(Figure dataset records)

○ ○ ○

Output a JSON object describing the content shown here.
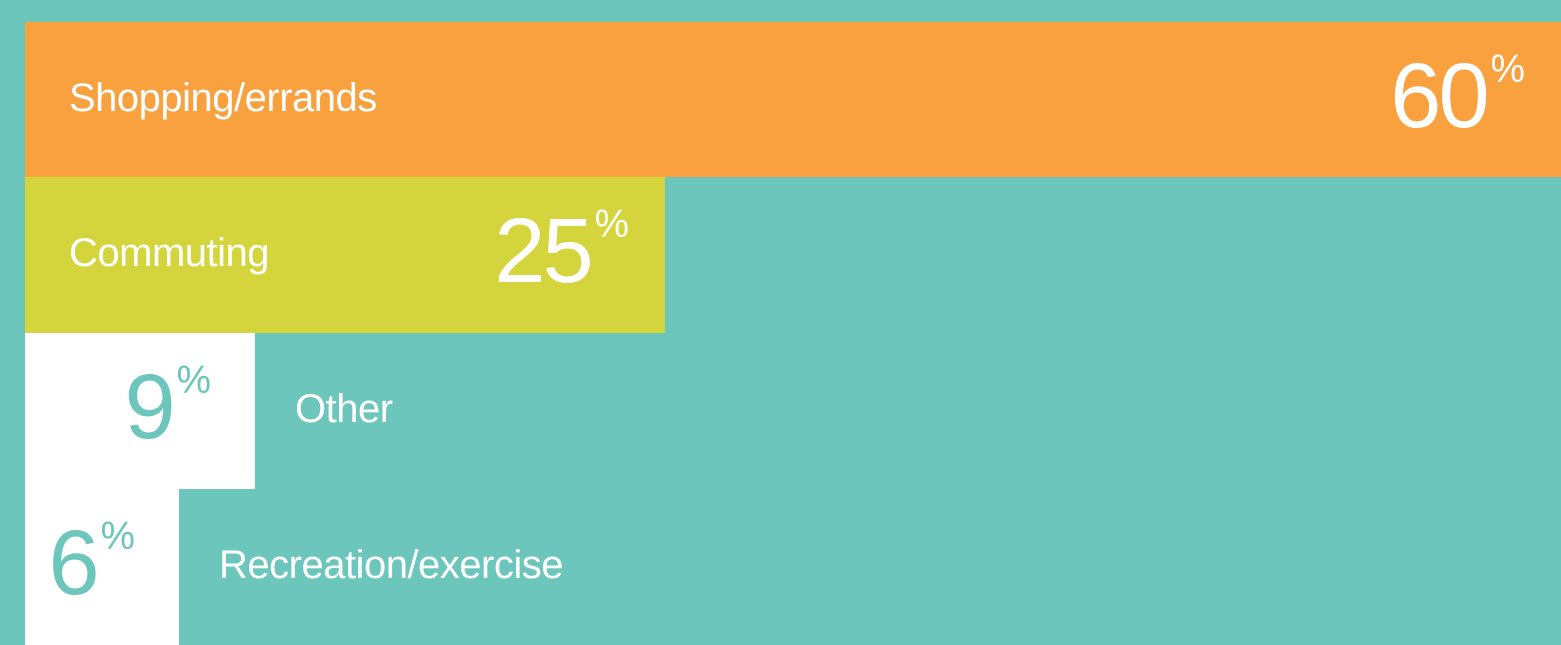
{
  "colors": {
    "background": "#6cc6bb",
    "shopping": "#f9a03f",
    "commuting": "#d4d43d",
    "other": "#ffffff",
    "recreation": "#ffffff",
    "light_text": "#ffffff",
    "teal_text": "#6cc6bb"
  },
  "chart_data": {
    "type": "bar",
    "orientation": "horizontal",
    "xlim": [
      0,
      60
    ],
    "categories": [
      "Shopping/errands",
      "Commuting",
      "Other",
      "Recreation/exercise"
    ],
    "values": [
      60,
      25,
      9,
      6
    ],
    "value_labels": [
      "60",
      "25",
      "9",
      "6"
    ],
    "unit": "%",
    "grid": false
  }
}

○ ○ ○

▶ _Requirements_
Repeat each record exactly as shown above, dropping all images.

▶ _Reply to the task_
Output a JSON object describing the content shown here.
{
  "colors": {
    "background": "#6cc6bb",
    "shopping": "#f9a03f",
    "commuting": "#d4d43d",
    "other": "#ffffff",
    "recreation": "#ffffff",
    "light_text": "#ffffff",
    "teal_text": "#6cc6bb"
  },
  "chart_data": {
    "type": "bar",
    "orientation": "horizontal",
    "xlim": [
      0,
      60
    ],
    "categories": [
      "Shopping/errands",
      "Commuting",
      "Other",
      "Recreation/exercise"
    ],
    "values": [
      60,
      25,
      9,
      6
    ],
    "value_labels": [
      "60",
      "25",
      "9",
      "6"
    ],
    "unit": "%",
    "grid": false
  }
}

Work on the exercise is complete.